■ **EXTRAIT DU TEXTE**
++++++++
Oui au pacte territoire-santé, mais pas dans la loi…

Parmi les dispositions intéressant les collectivités, la commission des affaires sociales a supprimé le long article – introduit par le gouvernement à l’Assemblée – relatif au « pacte territoire-santé » (art. 12 ter), qui « a pour objet d’améliorer l’accès aux soins de proximité, en tout point du territoire ». Les sénateurs ne sont pas forcément hostiles au principe, mais ils estiment que cet article procède « d’une pure volonté d’affichage, n’ajoutant rien au droit existant, ni aux dispositifs que le gouvernement peut déjà mettre en œuvre sans modification législative ».
En revanche, la commission s’est montrée hostile aux dispositions relatives à l’organisation territoriale des soins. Cette suppression tient aux conditions d’élaboration de cet article, sans « véritable concertation en amont du dépôt du projet de loi [et] menée tambour battant, aboutissant à une réécriture en urgence des principaux articles à la veille de l’examen en commission à l’Assemblée nationale ». Elle tient aussi au « profond rejet des professionnels de santé, alors même que leur adhésion était indispensable à la ‘réforme structurelle’ annoncée par le gouvernement en vue de renforcer leur coopération et d’améliorer la coordination des soins ».

Non aux communautés professionnelles territoriales de santé

Estimant que l’abandon par le gouvernement – dans les modifications introduites juste avant l’examen par la commission de l’Assemblée – du « service territorial de santé au public » au profit d’ »équipes de soins primaires » et de « communautés professionnelles territoriales de santé » n’a « que partiellement pris en compte la nécessité de bâtir ces formes de coopération autour des initiatives de terrain et des dynamiques professionnelles », la commission a remplacé les communautés professionnelles territoriales de santé par un renforcement des pôles de santé institués par la loi « Hôpital, patients, santé et territoires » (HPST) du 21 juillet 2009 (article 12 bis).
Elle a également rendu ce dispositif facultatif – condition jugée indispensable pour qu’il fonctionne réellement – et a, par conséquent, supprimé le pouvoir coercitif conféré aux ARS en cas de carence des initiatives locales.
++++++++
■ **CONSIGNE**
Dans l'extrait sur l'accès aux soins, reprenez le passage qui commence par les mots contenant « Estimant que l’abandon » et se termine par « (article 12 bis). », en remplaçant « pôles de santé » par « maisons de santé ».

[Lignes enregistrées]
++++++++
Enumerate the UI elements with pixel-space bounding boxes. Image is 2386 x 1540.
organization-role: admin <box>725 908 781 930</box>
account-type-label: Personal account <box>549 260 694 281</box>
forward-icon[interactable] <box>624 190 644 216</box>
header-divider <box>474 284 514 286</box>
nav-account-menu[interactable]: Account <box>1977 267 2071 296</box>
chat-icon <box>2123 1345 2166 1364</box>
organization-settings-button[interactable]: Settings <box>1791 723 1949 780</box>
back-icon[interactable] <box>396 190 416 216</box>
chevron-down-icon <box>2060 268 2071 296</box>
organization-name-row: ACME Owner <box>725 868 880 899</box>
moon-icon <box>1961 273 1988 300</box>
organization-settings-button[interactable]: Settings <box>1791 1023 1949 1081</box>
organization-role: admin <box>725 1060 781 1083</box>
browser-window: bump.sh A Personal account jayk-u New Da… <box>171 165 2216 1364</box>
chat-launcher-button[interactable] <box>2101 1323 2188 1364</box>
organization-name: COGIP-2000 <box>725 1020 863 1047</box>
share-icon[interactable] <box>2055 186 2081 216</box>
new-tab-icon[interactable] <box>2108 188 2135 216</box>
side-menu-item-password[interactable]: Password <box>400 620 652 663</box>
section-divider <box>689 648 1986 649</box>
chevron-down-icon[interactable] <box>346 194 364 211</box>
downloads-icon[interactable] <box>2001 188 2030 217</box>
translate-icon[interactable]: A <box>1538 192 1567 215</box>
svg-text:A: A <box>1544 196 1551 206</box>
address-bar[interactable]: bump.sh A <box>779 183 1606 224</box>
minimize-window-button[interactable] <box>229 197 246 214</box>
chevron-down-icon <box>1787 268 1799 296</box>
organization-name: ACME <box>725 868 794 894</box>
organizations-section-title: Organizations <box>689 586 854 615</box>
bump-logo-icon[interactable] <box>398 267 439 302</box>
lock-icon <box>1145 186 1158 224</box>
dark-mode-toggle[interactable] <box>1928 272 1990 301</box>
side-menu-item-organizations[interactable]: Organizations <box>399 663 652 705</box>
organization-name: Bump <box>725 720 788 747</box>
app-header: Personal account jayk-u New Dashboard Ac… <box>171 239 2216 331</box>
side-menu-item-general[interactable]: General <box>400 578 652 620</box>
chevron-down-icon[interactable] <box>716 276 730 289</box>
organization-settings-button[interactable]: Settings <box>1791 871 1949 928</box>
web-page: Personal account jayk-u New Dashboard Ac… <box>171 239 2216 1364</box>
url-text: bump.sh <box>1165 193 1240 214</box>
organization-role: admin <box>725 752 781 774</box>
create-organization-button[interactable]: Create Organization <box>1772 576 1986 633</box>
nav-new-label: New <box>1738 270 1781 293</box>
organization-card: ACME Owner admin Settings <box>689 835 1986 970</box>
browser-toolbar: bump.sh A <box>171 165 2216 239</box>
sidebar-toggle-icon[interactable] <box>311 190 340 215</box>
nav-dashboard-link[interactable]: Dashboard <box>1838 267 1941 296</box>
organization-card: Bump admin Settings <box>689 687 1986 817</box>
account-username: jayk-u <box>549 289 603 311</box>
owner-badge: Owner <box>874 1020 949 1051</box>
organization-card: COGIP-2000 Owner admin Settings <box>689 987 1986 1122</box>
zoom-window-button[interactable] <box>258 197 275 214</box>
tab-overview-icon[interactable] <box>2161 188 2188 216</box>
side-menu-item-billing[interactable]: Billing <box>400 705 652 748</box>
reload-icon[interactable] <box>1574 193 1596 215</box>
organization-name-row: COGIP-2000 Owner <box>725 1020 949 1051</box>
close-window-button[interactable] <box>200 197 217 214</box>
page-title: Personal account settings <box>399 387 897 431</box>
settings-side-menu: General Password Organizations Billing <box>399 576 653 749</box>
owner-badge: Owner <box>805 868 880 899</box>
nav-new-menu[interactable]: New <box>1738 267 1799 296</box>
++++++++
■ **RÉPONSE**
Estimant que l’abandon par le gouvernement – dans les modifications introduites juste avant l’examen par la commission de l’Assemblée – du « service territorial de santé au public » au profit d’ »équipes de soins primaires » et de « communautés professionnelles territoriales de santé » n’a « que partiellement pris en compte la nécessité de bâtir ces formes de coopération autour des initiatives de terrain et des dynamiques professionnelles », la commission a remplacé les communautés professionnelles territoriales de santé par un renforcement des maisons de santé institués par la loi « Hôpital, patients, santé et territoires » (HPST) du 21 juillet 2009 (article 12 bis).